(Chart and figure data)
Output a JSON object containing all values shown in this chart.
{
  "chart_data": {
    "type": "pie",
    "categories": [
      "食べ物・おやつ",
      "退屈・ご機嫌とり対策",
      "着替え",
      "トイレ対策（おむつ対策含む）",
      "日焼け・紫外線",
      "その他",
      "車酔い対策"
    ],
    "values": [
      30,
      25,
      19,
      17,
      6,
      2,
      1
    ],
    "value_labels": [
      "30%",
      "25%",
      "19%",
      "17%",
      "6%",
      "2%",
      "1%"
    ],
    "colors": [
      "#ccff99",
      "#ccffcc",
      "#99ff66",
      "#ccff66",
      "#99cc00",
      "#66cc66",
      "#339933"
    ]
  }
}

### [DO THIS]
Output the records exactly, including every line.

### [SOLUTION FOR THIS TASK]
Output a JSON object containing all values shown in this chart.
{
  "chart_data": {
    "type": "pie",
    "categories": [
      "食べ物・おやつ",
      "退屈・ご機嫌とり対策",
      "着替え",
      "トイレ対策（おむつ対策含む）",
      "日焼け・紫外線",
      "その他",
      "車酔い対策"
    ],
    "values": [
      30,
      25,
      19,
      17,
      6,
      2,
      1
    ],
    "value_labels": [
      "30%",
      "25%",
      "19%",
      "17%",
      "6%",
      "2%",
      "1%"
    ],
    "colors": [
      "#ccff99",
      "#ccffcc",
      "#99ff66",
      "#ccff66",
      "#99cc00",
      "#66cc66",
      "#339933"
    ]
  }
}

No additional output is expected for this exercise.